Gather, from the listing beneath this task, every line holding the string "dashed".

┌─ Data

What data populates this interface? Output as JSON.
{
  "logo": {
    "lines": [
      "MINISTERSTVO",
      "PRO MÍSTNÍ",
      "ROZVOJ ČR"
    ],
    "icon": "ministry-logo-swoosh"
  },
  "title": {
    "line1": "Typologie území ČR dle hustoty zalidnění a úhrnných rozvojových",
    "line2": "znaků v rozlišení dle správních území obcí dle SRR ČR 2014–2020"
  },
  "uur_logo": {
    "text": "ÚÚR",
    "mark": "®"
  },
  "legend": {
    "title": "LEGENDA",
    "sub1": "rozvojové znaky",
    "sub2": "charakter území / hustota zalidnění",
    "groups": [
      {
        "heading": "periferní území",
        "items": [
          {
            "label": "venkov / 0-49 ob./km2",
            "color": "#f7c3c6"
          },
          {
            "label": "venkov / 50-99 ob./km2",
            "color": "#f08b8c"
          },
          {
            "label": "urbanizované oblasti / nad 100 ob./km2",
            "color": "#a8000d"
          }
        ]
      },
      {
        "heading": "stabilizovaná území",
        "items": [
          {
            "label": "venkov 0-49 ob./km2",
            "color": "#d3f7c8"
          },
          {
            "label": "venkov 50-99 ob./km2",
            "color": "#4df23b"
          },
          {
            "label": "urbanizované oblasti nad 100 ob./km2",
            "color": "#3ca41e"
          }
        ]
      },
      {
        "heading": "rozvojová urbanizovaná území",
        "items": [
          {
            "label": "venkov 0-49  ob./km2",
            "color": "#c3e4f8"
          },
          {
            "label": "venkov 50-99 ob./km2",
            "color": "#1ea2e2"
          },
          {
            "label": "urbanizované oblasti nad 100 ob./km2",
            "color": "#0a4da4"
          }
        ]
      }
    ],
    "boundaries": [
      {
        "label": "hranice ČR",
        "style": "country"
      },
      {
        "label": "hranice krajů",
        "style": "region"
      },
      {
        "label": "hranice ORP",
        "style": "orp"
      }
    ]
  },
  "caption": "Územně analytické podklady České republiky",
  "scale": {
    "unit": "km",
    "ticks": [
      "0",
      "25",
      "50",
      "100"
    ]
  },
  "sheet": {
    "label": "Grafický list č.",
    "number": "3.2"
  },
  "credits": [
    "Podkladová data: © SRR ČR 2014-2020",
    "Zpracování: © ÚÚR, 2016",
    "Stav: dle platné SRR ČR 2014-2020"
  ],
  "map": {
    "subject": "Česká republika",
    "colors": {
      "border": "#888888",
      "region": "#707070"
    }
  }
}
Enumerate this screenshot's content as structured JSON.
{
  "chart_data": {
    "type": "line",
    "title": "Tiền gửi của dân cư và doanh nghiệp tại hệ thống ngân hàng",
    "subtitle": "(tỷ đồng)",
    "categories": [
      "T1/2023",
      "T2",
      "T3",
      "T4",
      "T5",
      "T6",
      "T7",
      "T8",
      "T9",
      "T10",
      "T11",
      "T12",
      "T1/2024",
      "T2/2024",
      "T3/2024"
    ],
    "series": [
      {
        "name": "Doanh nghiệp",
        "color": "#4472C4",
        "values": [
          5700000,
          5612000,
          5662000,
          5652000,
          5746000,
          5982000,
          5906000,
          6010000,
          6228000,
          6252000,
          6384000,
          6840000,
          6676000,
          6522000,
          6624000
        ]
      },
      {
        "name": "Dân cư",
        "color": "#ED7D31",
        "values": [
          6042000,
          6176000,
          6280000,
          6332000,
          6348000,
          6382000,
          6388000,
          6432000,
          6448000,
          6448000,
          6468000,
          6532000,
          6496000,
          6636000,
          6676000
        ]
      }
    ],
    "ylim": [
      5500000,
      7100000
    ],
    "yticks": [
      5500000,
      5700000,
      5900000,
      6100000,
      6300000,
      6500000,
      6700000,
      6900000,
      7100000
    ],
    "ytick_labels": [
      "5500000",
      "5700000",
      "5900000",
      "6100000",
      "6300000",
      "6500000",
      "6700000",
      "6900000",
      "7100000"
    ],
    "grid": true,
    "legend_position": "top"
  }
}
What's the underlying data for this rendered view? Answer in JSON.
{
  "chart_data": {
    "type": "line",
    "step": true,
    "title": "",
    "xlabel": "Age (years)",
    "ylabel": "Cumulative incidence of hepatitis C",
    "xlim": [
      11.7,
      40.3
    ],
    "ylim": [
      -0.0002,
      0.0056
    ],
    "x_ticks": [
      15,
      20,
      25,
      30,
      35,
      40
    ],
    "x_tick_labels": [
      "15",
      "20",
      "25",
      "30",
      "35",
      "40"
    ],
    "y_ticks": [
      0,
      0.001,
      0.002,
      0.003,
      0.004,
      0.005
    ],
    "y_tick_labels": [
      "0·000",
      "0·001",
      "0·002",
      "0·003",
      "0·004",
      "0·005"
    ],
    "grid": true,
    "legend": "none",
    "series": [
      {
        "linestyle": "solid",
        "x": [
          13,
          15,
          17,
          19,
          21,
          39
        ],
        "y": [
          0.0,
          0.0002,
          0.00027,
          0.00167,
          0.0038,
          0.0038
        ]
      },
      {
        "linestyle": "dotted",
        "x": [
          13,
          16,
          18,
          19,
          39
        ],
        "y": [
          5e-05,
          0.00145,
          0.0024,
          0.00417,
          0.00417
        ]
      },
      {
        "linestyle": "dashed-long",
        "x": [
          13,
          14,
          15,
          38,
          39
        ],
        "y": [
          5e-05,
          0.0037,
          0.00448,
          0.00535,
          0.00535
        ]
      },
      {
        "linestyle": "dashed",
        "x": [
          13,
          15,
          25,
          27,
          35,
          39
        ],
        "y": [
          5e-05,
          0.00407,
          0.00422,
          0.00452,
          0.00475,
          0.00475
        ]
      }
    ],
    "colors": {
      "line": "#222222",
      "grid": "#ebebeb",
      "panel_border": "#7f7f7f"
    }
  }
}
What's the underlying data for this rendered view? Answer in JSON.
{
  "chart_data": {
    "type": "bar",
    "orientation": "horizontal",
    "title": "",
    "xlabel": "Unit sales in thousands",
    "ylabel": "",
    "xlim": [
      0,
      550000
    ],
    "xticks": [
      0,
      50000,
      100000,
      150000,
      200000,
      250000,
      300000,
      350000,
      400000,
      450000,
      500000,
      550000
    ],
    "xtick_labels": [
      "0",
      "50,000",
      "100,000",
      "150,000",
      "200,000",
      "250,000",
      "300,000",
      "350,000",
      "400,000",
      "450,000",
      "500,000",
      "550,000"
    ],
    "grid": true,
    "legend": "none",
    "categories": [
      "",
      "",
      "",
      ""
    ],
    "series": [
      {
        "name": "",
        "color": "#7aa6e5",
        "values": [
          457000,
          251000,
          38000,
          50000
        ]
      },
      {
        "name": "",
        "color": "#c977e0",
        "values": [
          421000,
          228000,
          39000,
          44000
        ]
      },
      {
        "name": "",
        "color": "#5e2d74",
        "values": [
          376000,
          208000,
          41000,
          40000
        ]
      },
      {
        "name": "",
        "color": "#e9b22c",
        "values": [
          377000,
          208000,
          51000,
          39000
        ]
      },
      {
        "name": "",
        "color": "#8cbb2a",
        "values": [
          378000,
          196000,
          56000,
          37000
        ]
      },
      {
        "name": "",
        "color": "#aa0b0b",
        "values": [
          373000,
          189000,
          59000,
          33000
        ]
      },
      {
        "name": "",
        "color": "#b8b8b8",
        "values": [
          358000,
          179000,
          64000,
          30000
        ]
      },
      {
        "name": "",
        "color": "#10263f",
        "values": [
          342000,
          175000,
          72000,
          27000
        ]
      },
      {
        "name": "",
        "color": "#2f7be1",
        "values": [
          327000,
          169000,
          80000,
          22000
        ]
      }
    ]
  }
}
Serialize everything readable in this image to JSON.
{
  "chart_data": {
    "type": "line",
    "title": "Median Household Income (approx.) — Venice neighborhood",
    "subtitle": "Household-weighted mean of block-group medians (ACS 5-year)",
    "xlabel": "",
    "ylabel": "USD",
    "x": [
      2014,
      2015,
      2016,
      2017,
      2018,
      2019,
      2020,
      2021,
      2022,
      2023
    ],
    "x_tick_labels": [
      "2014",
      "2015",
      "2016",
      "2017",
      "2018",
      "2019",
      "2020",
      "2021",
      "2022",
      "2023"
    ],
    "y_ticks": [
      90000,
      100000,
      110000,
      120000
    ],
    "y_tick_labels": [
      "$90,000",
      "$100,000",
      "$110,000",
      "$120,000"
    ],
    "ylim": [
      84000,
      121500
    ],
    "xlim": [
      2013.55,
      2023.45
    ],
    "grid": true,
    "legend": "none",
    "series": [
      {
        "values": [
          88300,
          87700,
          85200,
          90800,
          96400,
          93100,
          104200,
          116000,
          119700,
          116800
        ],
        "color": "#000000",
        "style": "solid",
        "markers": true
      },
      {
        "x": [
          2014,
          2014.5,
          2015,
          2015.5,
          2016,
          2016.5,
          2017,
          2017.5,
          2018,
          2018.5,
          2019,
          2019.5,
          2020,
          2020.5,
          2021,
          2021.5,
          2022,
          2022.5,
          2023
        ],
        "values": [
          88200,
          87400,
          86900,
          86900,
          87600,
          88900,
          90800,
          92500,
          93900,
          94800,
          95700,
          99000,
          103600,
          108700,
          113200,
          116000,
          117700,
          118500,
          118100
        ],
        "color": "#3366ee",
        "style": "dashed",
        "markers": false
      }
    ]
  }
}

└─

Solution to the exercise:
        "linestyle": "dashed-long",
        "linestyle": "dashed",
        "style": "dashed",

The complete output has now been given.